Pictures do not belong in your copy. Repeat all the other data exactly.

··· SUPPLIED DATA ···

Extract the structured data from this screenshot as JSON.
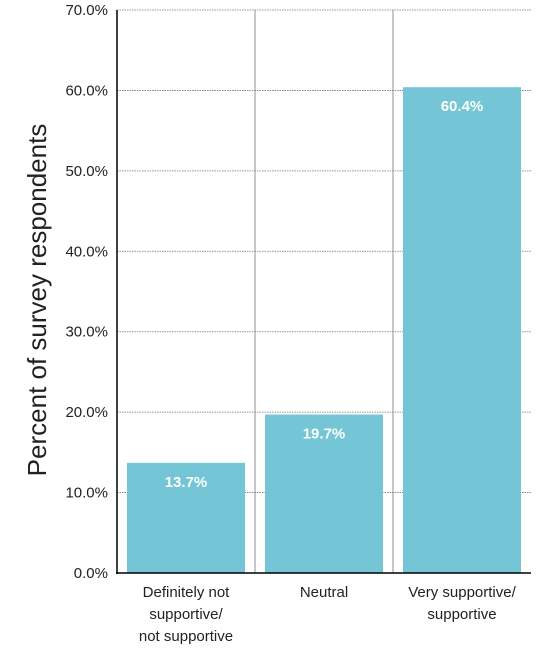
{
  "chart_data": {
    "type": "bar",
    "categories": [
      [
        "Definitely not",
        "supportive/",
        "not supportive"
      ],
      [
        "Neutral"
      ],
      [
        "Very supportive/",
        "supportive"
      ]
    ],
    "values": [
      13.7,
      19.7,
      60.4
    ],
    "data_labels": [
      "13.7%",
      "19.7%",
      "60.4%"
    ],
    "ylabel": "Percent of survey respondents",
    "xlabel": "",
    "title": "",
    "ylim": [
      0,
      70
    ],
    "yticks": [
      0,
      10,
      20,
      30,
      40,
      50,
      60,
      70
    ],
    "ytick_labels": [
      "0.0%",
      "10.0%",
      "20.0%",
      "30.0%",
      "40.0%",
      "50.0%",
      "60.0%",
      "70.0%"
    ],
    "grid": true,
    "bar_color": "#74c5d5",
    "grid_color": "#777777",
    "axis_color": "#000000"
  }
}
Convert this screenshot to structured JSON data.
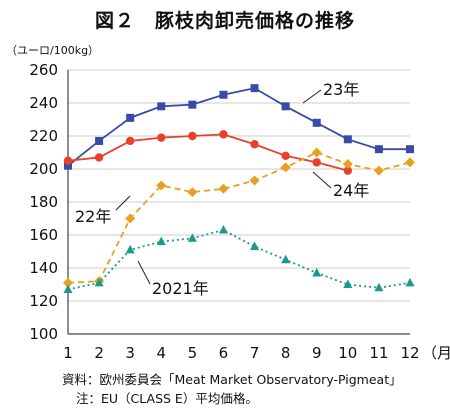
{
  "chart_data": {
    "type": "line",
    "title": "図２　豚枝肉卸売価格の推移",
    "ylabel": "（ユーロ/100kg）",
    "xlabel": "（月）",
    "ylim": [
      100,
      260
    ],
    "yticks": [
      100,
      120,
      140,
      160,
      180,
      200,
      220,
      240,
      260
    ],
    "x": [
      1,
      2,
      3,
      4,
      5,
      6,
      7,
      8,
      9,
      10,
      11,
      12
    ],
    "grid": true,
    "series": [
      {
        "name": "23年",
        "color": "#3a4aa6",
        "dash": "",
        "marker": "square",
        "values": [
          202,
          217,
          231,
          238,
          239,
          245,
          249,
          238,
          228,
          218,
          212,
          212
        ]
      },
      {
        "name": "24年",
        "color": "#e8402a",
        "dash": "",
        "marker": "circle",
        "values": [
          205,
          207,
          217,
          219,
          220,
          221,
          215,
          208,
          204,
          199,
          null,
          null
        ]
      },
      {
        "name": "22年",
        "color": "#e8a020",
        "dash": "6,4",
        "marker": "diamond",
        "values": [
          131,
          132,
          170,
          190,
          186,
          188,
          193,
          201,
          210,
          203,
          199,
          204
        ]
      },
      {
        "name": "2021年",
        "color": "#1a9a8a",
        "dash": "2,3",
        "marker": "triangle",
        "values": [
          127,
          131,
          151,
          156,
          158,
          163,
          153,
          145,
          137,
          130,
          128,
          131
        ]
      }
    ],
    "annotations": [
      "23年",
      "24年",
      "22年",
      "2021年"
    ]
  },
  "notes": {
    "line1": "資料：欧州委員会「Meat Market Observatory-Pigmeat」",
    "line2": "注：EU（CLASS E）平均価格。"
  }
}
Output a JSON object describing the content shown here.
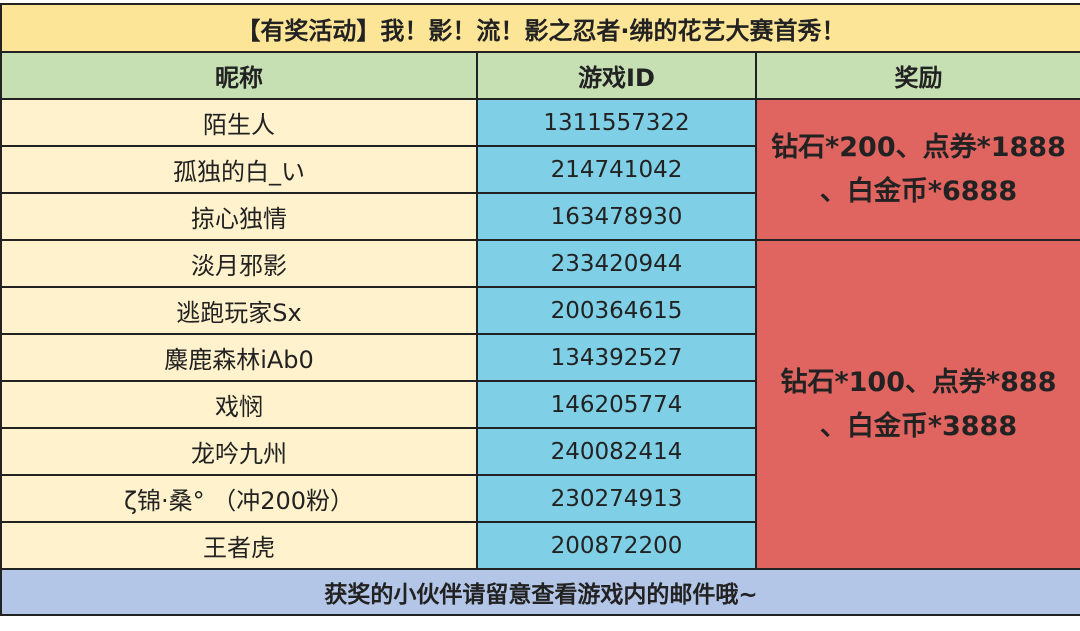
{
  "title": "【有奖活动】我！影！流！影之忍者·绋的花艺大赛首秀！",
  "headers": {
    "nickname": "昵称",
    "game_id": "游戏ID",
    "reward": "奖励"
  },
  "rows": [
    {
      "nickname": "陌生人",
      "game_id": "1311557322"
    },
    {
      "nickname": "孤独的白_い",
      "game_id": "214741042"
    },
    {
      "nickname": "掠心独情",
      "game_id": "163478930"
    },
    {
      "nickname": "淡月邪影",
      "game_id": "233420944"
    },
    {
      "nickname": "逃跑玩家Sx",
      "game_id": "200364615"
    },
    {
      "nickname": "麋鹿森林iAb0",
      "game_id": "134392527"
    },
    {
      "nickname": "戏悯",
      "game_id": "146205774"
    },
    {
      "nickname": "龙吟九州",
      "game_id": "240082414"
    },
    {
      "nickname": "ζ锦·桑° （冲200粉）",
      "game_id": "230274913"
    },
    {
      "nickname": "王者虎",
      "game_id": "200872200"
    }
  ],
  "rewards": [
    {
      "line1": "钻石*200、点券*1888",
      "line2": "、白金币*6888"
    },
    {
      "line1": "钻石*100、点券*888",
      "line2": "、白金币*3888"
    }
  ],
  "footer": "获奖的小伙伴请留意查看游戏内的邮件哦~",
  "colors": {
    "title_bg": "#fde597",
    "header_bg": "#c6e0b4",
    "name_bg": "#fff2cc",
    "id_bg": "#7fd0e6",
    "reward_bg": "#e0645f",
    "footer_bg": "#b4c6e7"
  }
}
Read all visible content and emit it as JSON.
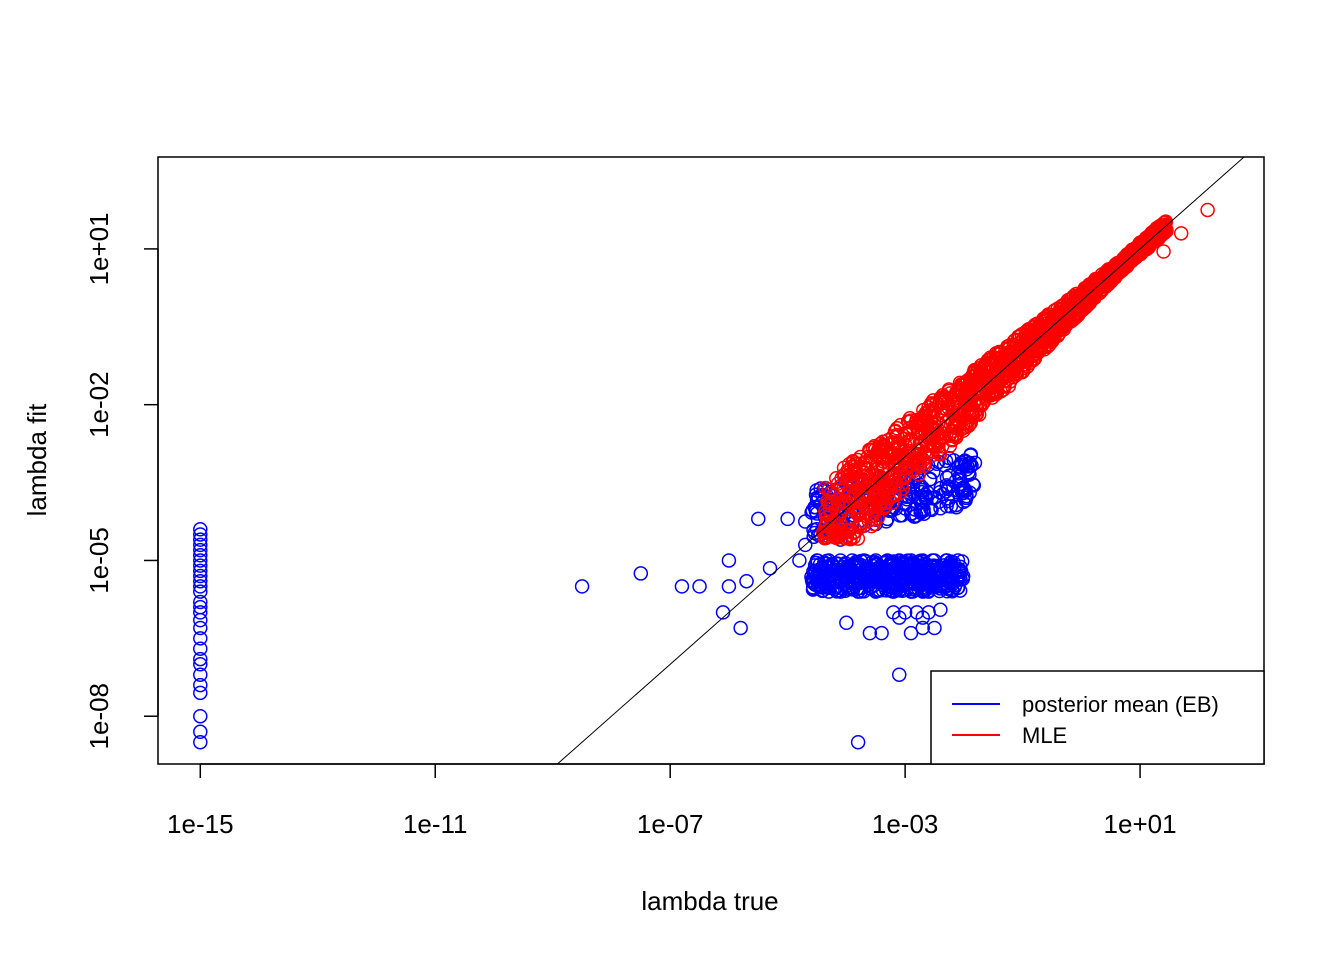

···

» **EXERCISE ANSWER**:
Extract the structured data from this screenshot as JSON.
{
  "chart_data": {
    "type": "bar",
    "categories": [
      [
        "Definitely not",
        "supportive/",
        "not supportive"
      ],
      [
        "Neutral"
      ],
      [
        "Very supportive/",
        "supportive"
      ]
    ],
    "values": [
      13.7,
      19.7,
      60.4
    ],
    "data_labels": [
      "13.7%",
      "19.7%",
      "60.4%"
    ],
    "ylabel": "Percent of survey respondents",
    "xlabel": "",
    "title": "",
    "ylim": [
      0,
      70
    ],
    "yticks": [
      0,
      10,
      20,
      30,
      40,
      50,
      60,
      70
    ],
    "ytick_labels": [
      "0.0%",
      "10.0%",
      "20.0%",
      "30.0%",
      "40.0%",
      "50.0%",
      "60.0%",
      "70.0%"
    ],
    "grid": true,
    "bar_color": "#74c5d5",
    "grid_color": "#777777",
    "axis_color": "#000000"
  }
}
Convert this screenshot to structured JSON data.
{
  "chart_data": {
    "type": "line",
    "title": "図２　豚枝肉卸売価格の推移",
    "ylabel": "（ユーロ/100kg）",
    "xlabel": "（月）",
    "ylim": [
      100,
      260
    ],
    "yticks": [
      100,
      120,
      140,
      160,
      180,
      200,
      220,
      240,
      260
    ],
    "x": [
      1,
      2,
      3,
      4,
      5,
      6,
      7,
      8,
      9,
      10,
      11,
      12
    ],
    "grid": true,
    "series": [
      {
        "name": "23年",
        "color": "#3a4aa6",
        "dash": "",
        "marker": "square",
        "values": [
          202,
          217,
          231,
          238,
          239,
          245,
          249,
          238,
          228,
          218,
          212,
          212
        ]
      },
      {
        "name": "24年",
        "color": "#e8402a",
        "dash": "",
        "marker": "circle",
        "values": [
          205,
          207,
          217,
          219,
          220,
          221,
          215,
          208,
          204,
          199,
          null,
          null
        ]
      },
      {
        "name": "22年",
        "color": "#e8a020",
        "dash": "6,4",
        "marker": "diamond",
        "values": [
          131,
          132,
          170,
          190,
          186,
          188,
          193,
          201,
          210,
          203,
          199,
          204
        ]
      },
      {
        "name": "2021年",
        "color": "#1a9a8a",
        "dash": "2,3",
        "marker": "triangle",
        "values": [
          127,
          131,
          151,
          156,
          158,
          163,
          153,
          145,
          137,
          130,
          128,
          131
        ]
      }
    ],
    "annotations": [
      "23年",
      "24年",
      "22年",
      "2021年"
    ]
  },
  "notes": {
    "line1": "資料：欧州委員会「Meat Market Observatory-Pigmeat」",
    "line2": "注：EU（CLASS E）平均価格。"
  }
}
Output a JSON object describing the content shown here.
{
  "title": "【有奖活动】我！影！流！影之忍者·绋的花艺大赛首秀！",
  "headers": {
    "nickname": "昵称",
    "game_id": "游戏ID",
    "reward": "奖励"
  },
  "rows": [
    {
      "nickname": "陌生人",
      "game_id": "1311557322"
    },
    {
      "nickname": "孤独的白_い",
      "game_id": "214741042"
    },
    {
      "nickname": "掠心独情",
      "game_id": "163478930"
    },
    {
      "nickname": "淡月邪影",
      "game_id": "233420944"
    },
    {
      "nickname": "逃跑玩家Sx",
      "game_id": "200364615"
    },
    {
      "nickname": "麋鹿森林iAb0",
      "game_id": "134392527"
    },
    {
      "nickname": "戏悯",
      "game_id": "146205774"
    },
    {
      "nickname": "龙吟九州",
      "game_id": "240082414"
    },
    {
      "nickname": "ζ锦·桑° （冲200粉）",
      "game_id": "230274913"
    },
    {
      "nickname": "王者虎",
      "game_id": "200872200"
    }
  ],
  "rewards": [
    {
      "line1": "钻石*200、点券*1888",
      "line2": "、白金币*6888"
    },
    {
      "line1": "钻石*100、点券*888",
      "line2": "、白金币*3888"
    }
  ],
  "footer": "获奖的小伙伴请留意查看游戏内的邮件哦~",
  "colors": {
    "title_bg": "#fde597",
    "header_bg": "#c6e0b4",
    "name_bg": "#fff2cc",
    "id_bg": "#7fd0e6",
    "reward_bg": "#e0645f",
    "footer_bg": "#b4c6e7"
  }
}
Read all visible content and emit it as JSON.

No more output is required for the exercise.